[Stored data entries]

++++++++++

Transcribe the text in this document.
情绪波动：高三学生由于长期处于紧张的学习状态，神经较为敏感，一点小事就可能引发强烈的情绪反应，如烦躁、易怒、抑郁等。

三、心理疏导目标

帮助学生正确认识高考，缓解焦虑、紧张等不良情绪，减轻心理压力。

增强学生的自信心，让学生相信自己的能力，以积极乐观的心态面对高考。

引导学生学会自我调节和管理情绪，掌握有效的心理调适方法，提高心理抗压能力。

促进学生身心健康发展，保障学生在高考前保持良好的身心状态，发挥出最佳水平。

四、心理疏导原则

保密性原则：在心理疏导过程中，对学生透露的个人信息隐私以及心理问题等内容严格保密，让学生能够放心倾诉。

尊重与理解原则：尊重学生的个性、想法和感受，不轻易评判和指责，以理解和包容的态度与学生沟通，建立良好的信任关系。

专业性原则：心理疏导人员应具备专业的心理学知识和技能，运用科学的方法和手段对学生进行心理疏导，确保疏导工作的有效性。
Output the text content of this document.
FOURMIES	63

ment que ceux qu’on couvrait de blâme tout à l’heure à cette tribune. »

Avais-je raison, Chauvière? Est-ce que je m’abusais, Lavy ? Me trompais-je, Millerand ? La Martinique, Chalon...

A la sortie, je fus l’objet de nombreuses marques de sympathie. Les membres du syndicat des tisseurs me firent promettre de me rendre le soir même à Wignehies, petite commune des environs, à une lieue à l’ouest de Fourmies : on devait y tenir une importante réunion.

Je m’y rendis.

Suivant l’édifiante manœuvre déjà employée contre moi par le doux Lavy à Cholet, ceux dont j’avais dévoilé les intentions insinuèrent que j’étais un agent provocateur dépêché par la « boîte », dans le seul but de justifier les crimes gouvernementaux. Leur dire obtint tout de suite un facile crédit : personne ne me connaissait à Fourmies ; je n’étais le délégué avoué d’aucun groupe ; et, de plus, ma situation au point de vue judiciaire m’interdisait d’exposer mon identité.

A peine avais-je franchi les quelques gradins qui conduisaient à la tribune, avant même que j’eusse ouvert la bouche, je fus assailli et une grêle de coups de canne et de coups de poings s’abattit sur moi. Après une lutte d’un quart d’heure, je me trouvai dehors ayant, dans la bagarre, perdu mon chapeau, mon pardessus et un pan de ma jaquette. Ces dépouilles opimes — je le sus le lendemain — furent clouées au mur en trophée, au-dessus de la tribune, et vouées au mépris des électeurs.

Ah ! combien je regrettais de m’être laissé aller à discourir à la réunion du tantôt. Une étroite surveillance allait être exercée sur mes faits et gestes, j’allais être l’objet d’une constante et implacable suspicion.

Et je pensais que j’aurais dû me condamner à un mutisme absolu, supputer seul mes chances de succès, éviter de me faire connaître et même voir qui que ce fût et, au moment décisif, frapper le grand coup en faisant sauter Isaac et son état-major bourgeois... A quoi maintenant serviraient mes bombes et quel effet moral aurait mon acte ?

++++++++++

Required task
Reproduce the entries above in full, verbatim.

The reply
Transcribe the text in this document.
情绪波动：高三学生由于长期处于紧张的学习状态，神经较为敏感，一点小事就可能引发强烈的情绪反应，如烦躁、易怒、抑郁等。

三、心理疏导目标

帮助学生正确认识高考，缓解焦虑、紧张等不良情绪，减轻心理压力。

增强学生的自信心，让学生相信自己的能力，以积极乐观的心态面对高考。

引导学生学会自我调节和管理情绪，掌握有效的心理调适方法，提高心理抗压能力。

促进学生身心健康发展，保障学生在高考前保持良好的身心状态，发挥出最佳水平。

四、心理疏导原则

保密性原则：在心理疏导过程中，对学生透露的个人信息隐私以及心理问题等内容严格保密，让学生能够放心倾诉。

尊重与理解原则：尊重学生的个性、想法和感受，不轻易评判和指责，以理解和包容的态度与学生沟通，建立良好的信任关系。

专业性原则：心理疏导人员应具备专业的心理学知识和技能，运用科学的方法和手段对学生进行心理疏导，确保疏导工作的有效性。
Output the text content of this document.
FOURMIES	63

ment que ceux qu’on couvrait de blâme tout à l’heure à cette tribune. »

Avais-je raison, Chauvière? Est-ce que je m’abusais, Lavy ? Me trompais-je, Millerand ? La Martinique, Chalon...

A la sortie, je fus l’objet de nombreuses marques de sympathie. Les membres du syndicat des tisseurs me firent promettre de me rendre le soir même à Wignehies, petite commune des environs, à une lieue à l’ouest de Fourmies : on devait y tenir une importante réunion.

Je m’y rendis.

Suivant l’édifiante manœuvre déjà employée contre moi par le doux Lavy à Cholet, ceux dont j’avais dévoilé les intentions insinuèrent que j’étais un agent provocateur dépêché par la « boîte », dans le seul but de justifier les crimes gouvernementaux. Leur dire obtint tout de suite un facile crédit : personne ne me connaissait à Fourmies ; je n’étais le délégué avoué d’aucun groupe ; et, de plus, ma situation au point de vue judiciaire m’interdisait d’exposer mon identité.

A peine avais-je franchi les quelques gradins qui conduisaient à la tribune, avant même que j’eusse ouvert la bouche, je fus assailli et une grêle de coups de canne et de coups de poings s’abattit sur moi. Après une lutte d’un quart d’heure, je me trouvai dehors ayant, dans la bagarre, perdu mon chapeau, mon pardessus et un pan de ma jaquette. Ces dépouilles opimes — je le sus le lendemain — furent clouées au mur en trophée, au-dessus de la tribune, et vouées au mépris des électeurs.

Ah ! combien je regrettais de m’être laissé aller à discourir à la réunion du tantôt. Une étroite surveillance allait être exercée sur mes faits et gestes, j’allais être l’objet d’une constante et implacable suspicion.

Et je pensais que j’aurais dû me condamner à un mutisme absolu, supputer seul mes chances de succès, éviter de me faire connaître et même voir qui que ce fût et, au moment décisif, frapper le grand coup en faisant sauter Isaac et son état-major bourgeois... A quoi maintenant serviraient mes bombes et quel effet moral aurait mon acte ?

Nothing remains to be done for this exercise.